## [Data extract]
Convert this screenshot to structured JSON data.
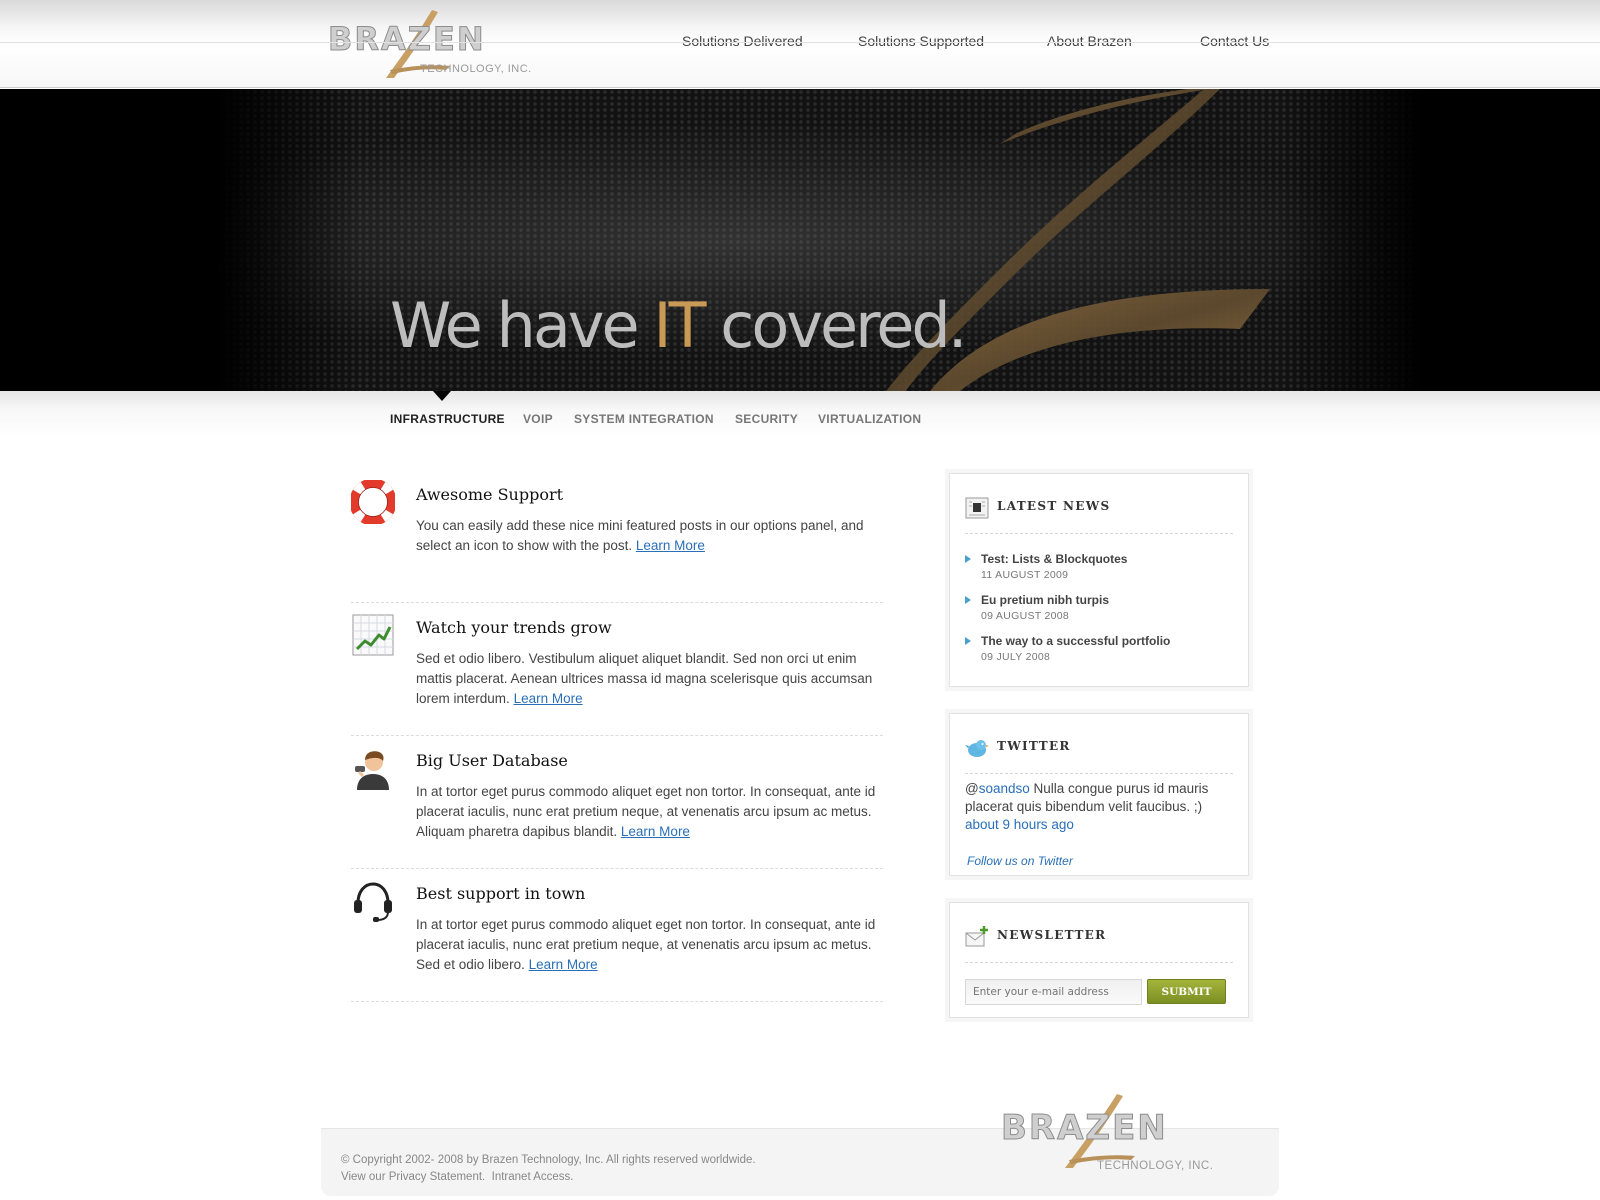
{
  "brand": {
    "name": "BRAZEN",
    "subtitle": "TECHNOLOGY, INC.",
    "accent_color": "#c99a55"
  },
  "topnav": {
    "items": [
      {
        "label": "Solutions Delivered"
      },
      {
        "label": "Solutions Supported"
      },
      {
        "label": "About Brazen"
      },
      {
        "label": "Contact Us"
      }
    ]
  },
  "hero": {
    "title_pre": "We have ",
    "title_highlight": "IT",
    "title_post": " covered."
  },
  "subnav": {
    "items": [
      {
        "label": "INFRASTRUCTURE",
        "active": true
      },
      {
        "label": "VOIP"
      },
      {
        "label": "SYSTEM INTEGRATION"
      },
      {
        "label": "SECURITY"
      },
      {
        "label": "VIRTUALIZATION"
      }
    ]
  },
  "features": [
    {
      "icon": "lifebuoy-icon",
      "title": "Awesome Support",
      "text": "You can easily add these nice mini featured posts in our options panel, and select an icon to show with the post.",
      "link": "Learn More"
    },
    {
      "icon": "trend-chart-icon",
      "title": "Watch your trends grow",
      "text": "Sed et odio libero. Vestibulum aliquet aliquet blandit. Sed non orci ut enim mattis placerat. Aenean ultrices massa id magna scelerisque quis accumsan lorem interdum.",
      "link": "Learn More"
    },
    {
      "icon": "user-icon",
      "title": "Big User Database",
      "text": "In at tortor eget purus commodo aliquet eget non tortor. In consequat, ante id placerat iaculis, nunc erat pretium neque, at venenatis arcu ipsum ac metus. Aliquam pharetra dapibus blandit.",
      "link": "Learn More"
    },
    {
      "icon": "headset-icon",
      "title": "Best support in town",
      "text": "In at tortor eget purus commodo aliquet eget non tortor. In consequat, ante id placerat iaculis, nunc erat pretium neque, at venenatis arcu ipsum ac metus. Sed et odio libero.",
      "link": "Learn More"
    }
  ],
  "sidebar": {
    "news": {
      "title": "LATEST NEWS",
      "icon": "newspaper-icon",
      "items": [
        {
          "title": "Test: Lists & Blockquotes",
          "date": "11 AUGUST 2009"
        },
        {
          "title": "Eu pretium nibh turpis",
          "date": "09 AUGUST 2008"
        },
        {
          "title": "The way to a successful portfolio",
          "date": "09 JULY 2008"
        }
      ]
    },
    "twitter": {
      "title": "TWITTER",
      "icon": "bird-icon",
      "at": "@",
      "handle": "soandso",
      "text": " Nulla congue purus id mauris placerat quis bibendum velit faucibus. ;)",
      "time": "about 9 hours ago",
      "follow": "Follow us on Twitter"
    },
    "newsletter": {
      "title": "NEWSLETTER",
      "icon": "envelope-add-icon",
      "placeholder": "Enter your e-mail address",
      "submit": "SUBMIT"
    }
  },
  "footer": {
    "copyright": "© Copyright 2002- 2008 by Brazen Technology, Inc. All rights reserved worldwide.",
    "line2_prefix": "View our ",
    "privacy": "Privacy Statement.",
    "intranet": "Intranet Access."
  }
}
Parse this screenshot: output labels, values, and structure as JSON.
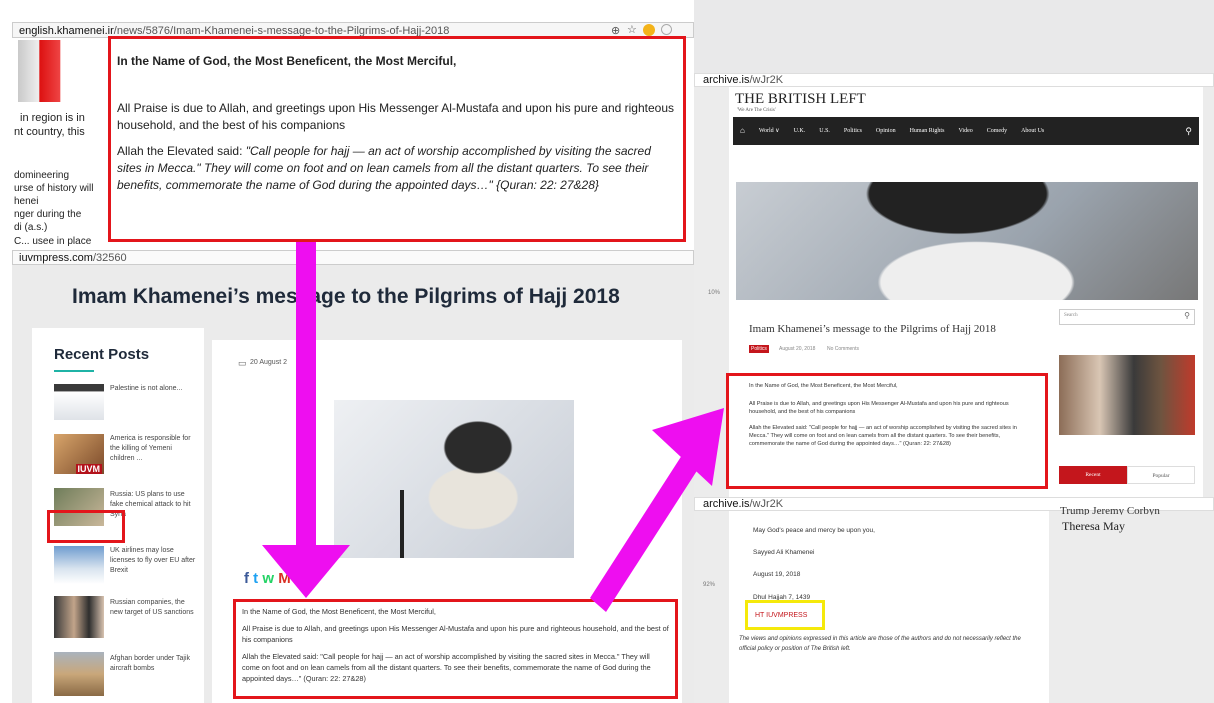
{
  "left_window": {
    "url_domain": "english.khamenei.ir",
    "url_path": "/news/5876/Imam-Khamenei-s-message-to-the-Pilgrims-of-Hajj-2018",
    "side_fragments": [
      "in region is in",
      "nt country, this",
      "domineering",
      "urse of history will",
      "henei",
      "nger during the",
      "di (a.s.)",
      "C... usee in place"
    ],
    "quote_heading": "In the Name of God, the Most Beneficent, the Most Merciful,",
    "quote_p1": "All Praise is due to Allah, and greetings upon His Messenger Al-Mustafa and upon his pure and righteous household, and the best of his companions",
    "quote_p2_intro": "Allah the Elevated said: ",
    "quote_p2_italic": "\"Call people for hajj — an act of worship accomplished by visiting the sacred sites in Mecca.\" They will come on foot and on lean camels from all the distant quarters. To see their benefits, commemorate the name of God during the appointed days…\" {Quran: 22: 27&28}"
  },
  "iuvm_window": {
    "url_domain": "iuvmpress.com",
    "url_path": "/32560",
    "title": "Imam Khamenei’s message to the Pilgrims of Hajj 2018",
    "recent_posts_heading": "Recent Posts",
    "posts": [
      {
        "text": "Palestine is not alone..."
      },
      {
        "text": "America is responsible for the killing of Yemeni children ..."
      },
      {
        "text": "Russia: US plans to use fake chemical attack to hit Syria"
      },
      {
        "text": "UK airlines may lose licenses to fly over EU after Brexit"
      },
      {
        "text": "Russian companies, the new target of US sanctions"
      },
      {
        "text": "Afghan border under Tajik aircraft bombs"
      }
    ],
    "thumb_caption": "IUVM",
    "date": "20 August 2",
    "article_heading": "In the Name of God, the Most Beneficent, the Most Merciful,",
    "article_p1": "All Praise is due to Allah, and greetings upon His Messenger Al-Mustafa and upon his pure and righteous household, and the best of his companions",
    "article_p2": "Allah the Elevated said: \"Call people for hajj — an act of worship accomplished by visiting the sacred sites in Mecca.\" They will come on foot and on lean camels from all the distant quarters. To see their benefits, commemorate the name of God during the appointed days…\" (Quran: 22: 27&28)",
    "share_icons": [
      "f",
      "t",
      "w",
      "M",
      "<"
    ],
    "colors": {
      "facebook": "#3b5998",
      "twitter": "#1da1f2",
      "whatsapp": "#25d366",
      "gmail": "#d93025",
      "share": "#333333"
    }
  },
  "archive_top": {
    "url_domain": "archive.is",
    "url_path": "/wJr2K",
    "site_title": "THE BRITISH LEFT",
    "tagline": "'We Are The Crisis'",
    "nav_items": [
      "World ∨",
      "U.K.",
      "U.S.",
      "Politics",
      "Opinion",
      "Human Rights",
      "Video",
      "Comedy",
      "About Us"
    ],
    "home_icon": "home-icon",
    "search_icon": "search-icon",
    "zoom_label": "10%",
    "post_title": "Imam Khamenei’s message to the Pilgrims of Hajj 2018",
    "category_tag": "Politics",
    "meta_date": "August 20, 2018",
    "meta_comments": "No Comments",
    "search_placeholder": "Search",
    "body_heading": "In the Name of God, the Most Beneficent, the Most Merciful,",
    "body_p1": "All Praise is due to Allah, and greetings upon His Messenger Al-Mustafa and upon his pure and righteous household, and the best of his companions",
    "body_p2": "Allah the Elevated said: \"Call people for hajj — an act of worship accomplished by visiting the sacred sites in Mecca.\" They will come on foot and on lean camels from all the distant quarters. To see their benefits, commemorate the name of God during the appointed days…\" (Quran: 22: 27&28)",
    "tab_recent": "Recent",
    "tab_popular": "Popular",
    "accent_red": "#c4161c"
  },
  "archive_bottom": {
    "url_domain": "archive.is",
    "url_path": "/wJr2K",
    "zoom_label": "92%",
    "closing_1": "May God's peace and mercy be upon you,",
    "signature": "Sayyed Ali Khamenei",
    "date_1": "August 19, 2018",
    "date_2": "Dhul Hajjah 7, 1439",
    "ht_credit": "HT IUVMPRESS",
    "disclaimer": "The views and opinions expressed in this article are those of the authors and do not necessarily reflect the official policy or position of The British left.",
    "sidebar_cut": "Trump Jeremy Corbyn",
    "sidebar_item": "Theresa May"
  },
  "annotation_colors": {
    "highlight_red": "#e3151b",
    "highlight_yellow": "#f5e90a",
    "arrow_magenta": "#ee0ef0"
  }
}
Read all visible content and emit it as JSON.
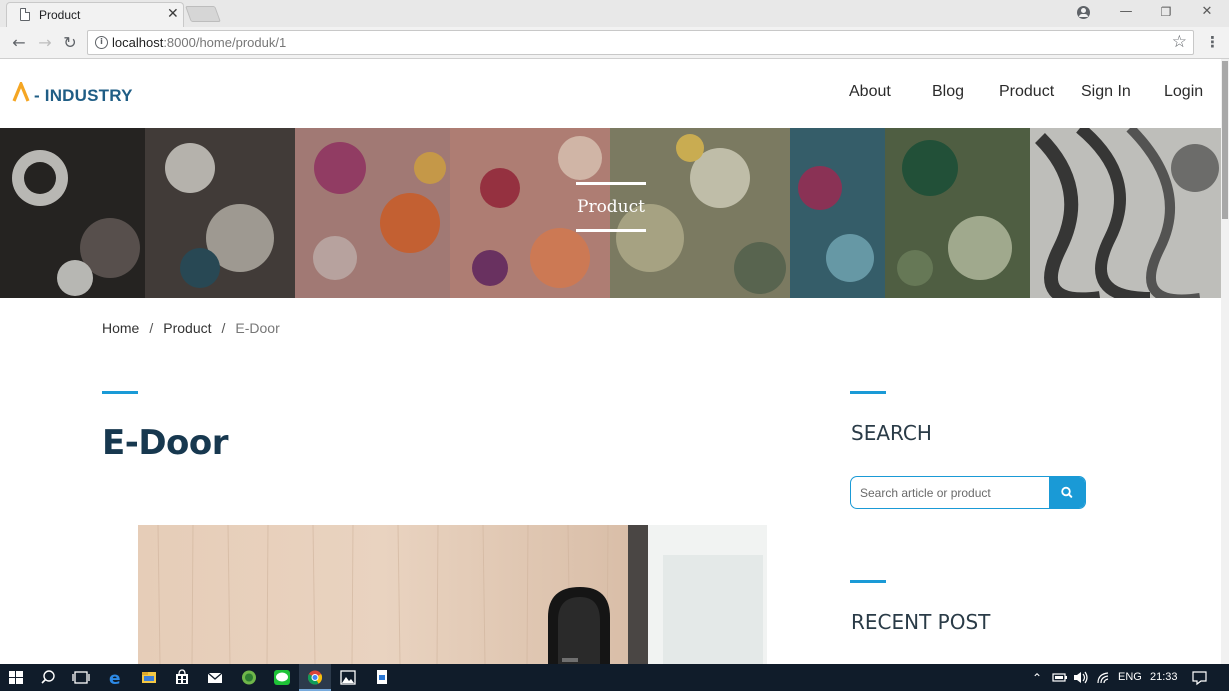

## [Stated problem]
Filter the entries and copy out every line with the word "household".

## [Expected answer]
    "quote_p1": "All Praise is due to Allah, and greetings upon His Messenger Al-Mustafa and upon his pure and righteous household, and the best of his companions",
    "article_p1": "All Praise is due to Allah, and greetings upon His Messenger Al-Mustafa and upon his pure and righteous household, and the best of his companions",
    "body_p1": "All Praise is due to Allah, and greetings upon His Messenger Al-Mustafa and upon his pure and righteous household, and the best of his companions",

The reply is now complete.